Start of Material for this task
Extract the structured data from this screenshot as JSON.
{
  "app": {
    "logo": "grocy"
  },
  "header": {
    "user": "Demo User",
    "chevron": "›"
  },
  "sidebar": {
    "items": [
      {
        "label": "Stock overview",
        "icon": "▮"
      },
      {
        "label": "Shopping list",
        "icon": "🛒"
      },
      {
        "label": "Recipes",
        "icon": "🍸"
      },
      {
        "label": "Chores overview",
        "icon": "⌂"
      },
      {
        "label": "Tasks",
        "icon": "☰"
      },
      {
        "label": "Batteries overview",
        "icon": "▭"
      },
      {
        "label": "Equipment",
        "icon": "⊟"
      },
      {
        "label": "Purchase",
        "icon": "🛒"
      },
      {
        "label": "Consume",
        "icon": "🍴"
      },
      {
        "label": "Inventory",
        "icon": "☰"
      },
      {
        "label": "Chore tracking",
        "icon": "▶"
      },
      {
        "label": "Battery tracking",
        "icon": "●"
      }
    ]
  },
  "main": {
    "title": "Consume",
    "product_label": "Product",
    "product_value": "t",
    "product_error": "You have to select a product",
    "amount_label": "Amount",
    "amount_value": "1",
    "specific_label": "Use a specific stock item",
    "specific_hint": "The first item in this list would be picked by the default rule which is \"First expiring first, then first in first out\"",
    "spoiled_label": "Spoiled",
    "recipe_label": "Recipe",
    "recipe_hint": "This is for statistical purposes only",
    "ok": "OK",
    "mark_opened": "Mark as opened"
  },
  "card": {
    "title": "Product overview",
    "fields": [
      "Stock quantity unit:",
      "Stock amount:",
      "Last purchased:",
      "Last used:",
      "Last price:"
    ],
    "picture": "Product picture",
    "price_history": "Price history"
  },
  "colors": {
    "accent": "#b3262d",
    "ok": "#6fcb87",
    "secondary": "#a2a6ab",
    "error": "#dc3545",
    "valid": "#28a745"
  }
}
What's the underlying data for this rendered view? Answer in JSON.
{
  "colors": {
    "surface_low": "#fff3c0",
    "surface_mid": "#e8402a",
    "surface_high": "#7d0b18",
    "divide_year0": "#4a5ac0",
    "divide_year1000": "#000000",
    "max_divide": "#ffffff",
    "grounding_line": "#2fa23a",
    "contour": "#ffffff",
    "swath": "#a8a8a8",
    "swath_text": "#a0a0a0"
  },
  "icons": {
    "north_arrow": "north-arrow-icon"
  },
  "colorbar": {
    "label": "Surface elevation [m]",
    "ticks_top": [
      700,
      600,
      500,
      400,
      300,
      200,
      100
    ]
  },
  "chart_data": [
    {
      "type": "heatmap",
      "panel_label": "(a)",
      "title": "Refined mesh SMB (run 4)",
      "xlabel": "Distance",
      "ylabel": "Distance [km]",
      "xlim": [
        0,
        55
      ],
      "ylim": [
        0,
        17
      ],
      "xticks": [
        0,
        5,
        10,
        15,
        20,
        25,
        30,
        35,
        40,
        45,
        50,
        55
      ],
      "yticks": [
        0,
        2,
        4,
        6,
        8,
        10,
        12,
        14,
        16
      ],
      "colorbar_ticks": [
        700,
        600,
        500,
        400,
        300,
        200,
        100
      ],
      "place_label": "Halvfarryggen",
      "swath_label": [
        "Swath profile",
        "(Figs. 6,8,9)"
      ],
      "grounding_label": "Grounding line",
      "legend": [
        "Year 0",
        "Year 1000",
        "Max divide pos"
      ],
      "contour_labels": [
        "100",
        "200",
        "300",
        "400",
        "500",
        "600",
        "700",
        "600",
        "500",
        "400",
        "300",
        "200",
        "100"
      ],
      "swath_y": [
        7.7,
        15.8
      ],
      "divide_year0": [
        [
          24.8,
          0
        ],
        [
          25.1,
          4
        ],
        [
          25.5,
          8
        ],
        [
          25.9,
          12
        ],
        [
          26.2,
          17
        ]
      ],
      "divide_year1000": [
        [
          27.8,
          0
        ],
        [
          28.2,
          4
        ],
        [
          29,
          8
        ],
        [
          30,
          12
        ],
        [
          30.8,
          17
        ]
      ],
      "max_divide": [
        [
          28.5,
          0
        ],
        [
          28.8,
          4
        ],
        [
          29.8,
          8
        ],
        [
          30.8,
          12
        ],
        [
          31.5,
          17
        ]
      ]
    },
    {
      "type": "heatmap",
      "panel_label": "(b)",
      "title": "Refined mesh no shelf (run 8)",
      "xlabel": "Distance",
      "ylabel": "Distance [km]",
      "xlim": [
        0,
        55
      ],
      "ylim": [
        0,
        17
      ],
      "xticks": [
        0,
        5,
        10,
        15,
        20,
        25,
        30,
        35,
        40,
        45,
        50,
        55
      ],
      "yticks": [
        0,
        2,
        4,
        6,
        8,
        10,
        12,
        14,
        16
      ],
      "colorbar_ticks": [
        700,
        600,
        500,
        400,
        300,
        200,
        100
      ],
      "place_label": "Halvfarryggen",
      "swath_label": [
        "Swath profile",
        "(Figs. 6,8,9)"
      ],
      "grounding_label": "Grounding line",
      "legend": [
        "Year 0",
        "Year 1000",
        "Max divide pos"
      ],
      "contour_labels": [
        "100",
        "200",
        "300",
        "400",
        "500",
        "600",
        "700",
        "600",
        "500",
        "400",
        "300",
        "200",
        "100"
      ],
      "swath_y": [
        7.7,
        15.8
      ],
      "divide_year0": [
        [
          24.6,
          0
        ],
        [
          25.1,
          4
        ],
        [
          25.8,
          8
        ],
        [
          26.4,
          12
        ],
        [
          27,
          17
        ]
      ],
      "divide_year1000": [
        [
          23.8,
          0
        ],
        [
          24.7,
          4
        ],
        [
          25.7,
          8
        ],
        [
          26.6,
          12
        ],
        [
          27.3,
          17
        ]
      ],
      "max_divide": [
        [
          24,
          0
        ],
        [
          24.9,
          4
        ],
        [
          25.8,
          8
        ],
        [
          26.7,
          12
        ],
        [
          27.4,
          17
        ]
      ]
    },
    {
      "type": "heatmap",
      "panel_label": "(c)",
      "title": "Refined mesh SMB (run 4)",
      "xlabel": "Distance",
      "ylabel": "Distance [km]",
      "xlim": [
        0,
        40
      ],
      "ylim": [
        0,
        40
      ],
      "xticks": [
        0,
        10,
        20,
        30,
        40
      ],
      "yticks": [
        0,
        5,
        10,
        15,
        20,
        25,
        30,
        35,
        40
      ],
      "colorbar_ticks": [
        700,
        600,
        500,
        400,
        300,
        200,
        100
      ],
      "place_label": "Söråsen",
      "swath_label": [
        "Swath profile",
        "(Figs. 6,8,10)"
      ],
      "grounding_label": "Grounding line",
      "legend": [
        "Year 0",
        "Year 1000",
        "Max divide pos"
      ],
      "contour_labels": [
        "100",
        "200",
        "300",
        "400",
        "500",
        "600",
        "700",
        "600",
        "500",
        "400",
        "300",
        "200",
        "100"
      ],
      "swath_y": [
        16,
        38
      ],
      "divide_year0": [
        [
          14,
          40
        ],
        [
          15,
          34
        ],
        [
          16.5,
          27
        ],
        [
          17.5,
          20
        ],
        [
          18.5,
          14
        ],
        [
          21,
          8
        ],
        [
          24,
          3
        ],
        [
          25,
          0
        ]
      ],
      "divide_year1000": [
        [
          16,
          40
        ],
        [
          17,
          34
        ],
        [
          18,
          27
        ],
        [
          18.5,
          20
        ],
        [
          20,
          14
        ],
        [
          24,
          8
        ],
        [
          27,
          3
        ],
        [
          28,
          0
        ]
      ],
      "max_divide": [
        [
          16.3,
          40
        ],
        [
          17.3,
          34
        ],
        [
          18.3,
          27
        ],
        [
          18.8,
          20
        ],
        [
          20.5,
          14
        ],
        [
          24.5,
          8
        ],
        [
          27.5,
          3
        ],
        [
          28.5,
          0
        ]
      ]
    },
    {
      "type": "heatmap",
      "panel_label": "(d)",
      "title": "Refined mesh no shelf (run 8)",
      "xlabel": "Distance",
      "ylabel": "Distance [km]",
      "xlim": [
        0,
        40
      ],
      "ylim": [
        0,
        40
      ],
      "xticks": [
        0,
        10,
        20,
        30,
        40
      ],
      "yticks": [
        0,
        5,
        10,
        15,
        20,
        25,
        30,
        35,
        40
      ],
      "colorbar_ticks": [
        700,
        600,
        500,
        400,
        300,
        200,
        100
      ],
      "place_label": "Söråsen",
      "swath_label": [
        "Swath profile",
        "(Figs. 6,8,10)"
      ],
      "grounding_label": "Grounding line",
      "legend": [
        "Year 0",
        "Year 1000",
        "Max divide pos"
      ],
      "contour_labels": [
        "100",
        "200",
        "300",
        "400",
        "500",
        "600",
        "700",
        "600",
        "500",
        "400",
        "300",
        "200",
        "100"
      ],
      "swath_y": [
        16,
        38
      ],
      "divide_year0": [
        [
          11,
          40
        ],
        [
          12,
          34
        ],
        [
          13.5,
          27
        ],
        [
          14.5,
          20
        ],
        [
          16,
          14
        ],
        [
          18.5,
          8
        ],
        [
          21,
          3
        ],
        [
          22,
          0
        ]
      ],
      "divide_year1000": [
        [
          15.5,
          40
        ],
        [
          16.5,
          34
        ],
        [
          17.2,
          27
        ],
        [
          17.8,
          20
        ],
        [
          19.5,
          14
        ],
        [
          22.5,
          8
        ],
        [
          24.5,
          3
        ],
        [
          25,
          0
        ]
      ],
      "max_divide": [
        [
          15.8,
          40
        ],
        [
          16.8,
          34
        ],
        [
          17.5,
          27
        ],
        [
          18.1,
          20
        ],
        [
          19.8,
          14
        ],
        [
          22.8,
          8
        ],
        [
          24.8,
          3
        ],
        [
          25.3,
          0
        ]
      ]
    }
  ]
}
End of Material for this task
What is being asked: Lines containing "tracking" are to be counted. State the total and add nothing.

Exercise response: 2